▸ **Exercise details**
Each entry below is to be written out exactly, and the pictures are to be left out.

----

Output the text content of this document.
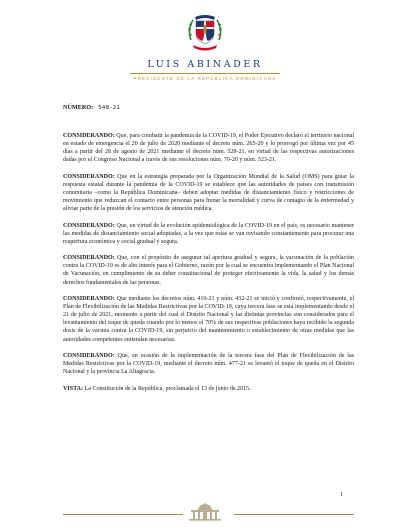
LUIS ABINADER
PRESIDENTE DE LA REPÚBLICA DOMINICANA
NÚMERO: 548-21

CONSIDERANDO: Que, para combatir la pandemia de la COVID-19, el Poder Ejecutivo declaró el territorio nacional en estado de emergencia el 20 de julio de 2020 mediante el decreto núm. 265-20 y lo prorrogó por última vez por 45 días a partir del 28 de agosto de 2021 mediante el decreto núm. 528-21, en virtud de las respectivas autorizaciones dadas por el Congreso Nacional a través de sus resoluciones núm. 70-20 y núm. 323-21.

CONSIDERANDO: Que en la estrategia preparada por la Organización Mundial de la Salud (OMS) para guiar la respuesta estatal durante la pandemia de la COVID-19 se establece que las autoridades de países con transmisión comunitaria –como la República Dominicana– deben adoptar medidas de distanciamiento físico y restricciones de movimiento que reduzcan el contacto entre personas para frenar la mortalidad y curva de contagio de la enfermedad y aliviar parte de la presión de los servicios de atención médica.

CONSIDERANDO: Que, en virtud de la evolución epidemiológica de la COVID-19 en el país, es necesario mantener las medidas de distanciamiento social adoptadas, a la vez que estas se van revisando constantemente para procurar una reapertura económica y social gradual y segura.

CONSIDERANDO: Que, con el propósito de asegurar tal apertura gradual y segura, la vacunación de la población contra la COVID-19 es de alto interés para el Gobierno, razón por la cual se encuentra implementando el Plan Nacional de Vacunación, en cumplimiento de su deber constitucional de proteger efectivamente la vida, la salud y los demás derechos fundamentales de las personas.

CONSIDERANDO: Que mediante los decretos núm. 419-21 y núm. 432-21 se inició y confirmó, respectivamente, el Plan de Flexibilización de las Medidas Restrictivas por la COVID-19, cuya tercera fase se está implementando desde el 21 de julio de 2021, momento a partir del cual el Distrito Nacional y las distintas provincias son considerados para el levantamiento del toque de queda cuando por lo menos el 70% de sus respectivas poblaciones haya recibido la segunda dosis de la vacuna contra la COVID-19, sin perjuicio del mantenimiento o establecimiento de otras medidas que las autoridades competentes entiendan necesarias.

CONSIDERANDO: Que, en ocasión de la implementación de la tercera fase del Plan de Flexibilización de las Medidas Restrictivas por la COVID-19, mediante el decreto núm. 477-21 se levantó el toque de queda en el Distrito Nacional y la provincia La Altagracia.

VISTA: La Constitución de la República, proclamada el 13 de junio de 2015.

1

----

▸ **Exercise response**
Output the text content of this document.
LUIS ABINADER
PRESIDENTE DE LA REPÚBLICA DOMINICANA
NÚMERO: 548-21

CONSIDERANDO: Que, para combatir la pandemia de la COVID-19, el Poder Ejecutivo declaró el territorio nacional en estado de emergencia el 20 de julio de 2020 mediante el decreto núm. 265-20 y lo prorrogó por última vez por 45 días a partir del 28 de agosto de 2021 mediante el decreto núm. 528-21, en virtud de las respectivas autorizaciones dadas por el Congreso Nacional a través de sus resoluciones núm. 70-20 y núm. 323-21.

CONSIDERANDO: Que en la estrategia preparada por la Organización Mundial de la Salud (OMS) para guiar la respuesta estatal durante la pandemia de la COVID-19 se establece que las autoridades de países con transmisión comunitaria –como la República Dominicana– deben adoptar medidas de distanciamiento físico y restricciones de movimiento que reduzcan el contacto entre personas para frenar la mortalidad y curva de contagio de la enfermedad y aliviar parte de la presión de los servicios de atención médica.

CONSIDERANDO: Que, en virtud de la evolución epidemiológica de la COVID-19 en el país, es necesario mantener las medidas de distanciamiento social adoptadas, a la vez que estas se van revisando constantemente para procurar una reapertura económica y social gradual y segura.

CONSIDERANDO: Que, con el propósito de asegurar tal apertura gradual y segura, la vacunación de la población contra la COVID-19 es de alto interés para el Gobierno, razón por la cual se encuentra implementando el Plan Nacional de Vacunación, en cumplimiento de su deber constitucional de proteger efectivamente la vida, la salud y los demás derechos fundamentales de las personas.

CONSIDERANDO: Que mediante los decretos núm. 419-21 y núm. 432-21 se inició y confirmó, respectivamente, el Plan de Flexibilización de las Medidas Restrictivas por la COVID-19, cuya tercera fase se está implementando desde el 21 de julio de 2021, momento a partir del cual el Distrito Nacional y las distintas provincias son considerados para el levantamiento del toque de queda cuando por lo menos el 70% de sus respectivas poblaciones haya recibido la segunda dosis de la vacuna contra la COVID-19, sin perjuicio del mantenimiento o establecimiento de otras medidas que las autoridades competentes entiendan necesarias.

CONSIDERANDO: Que, en ocasión de la implementación de la tercera fase del Plan de Flexibilización de las Medidas Restrictivas por la COVID-19, mediante el decreto núm. 477-21 se levantó el toque de queda en el Distrito Nacional y la provincia La Altagracia.

VISTA: La Constitución de la República, proclamada el 13 de junio de 2015.

1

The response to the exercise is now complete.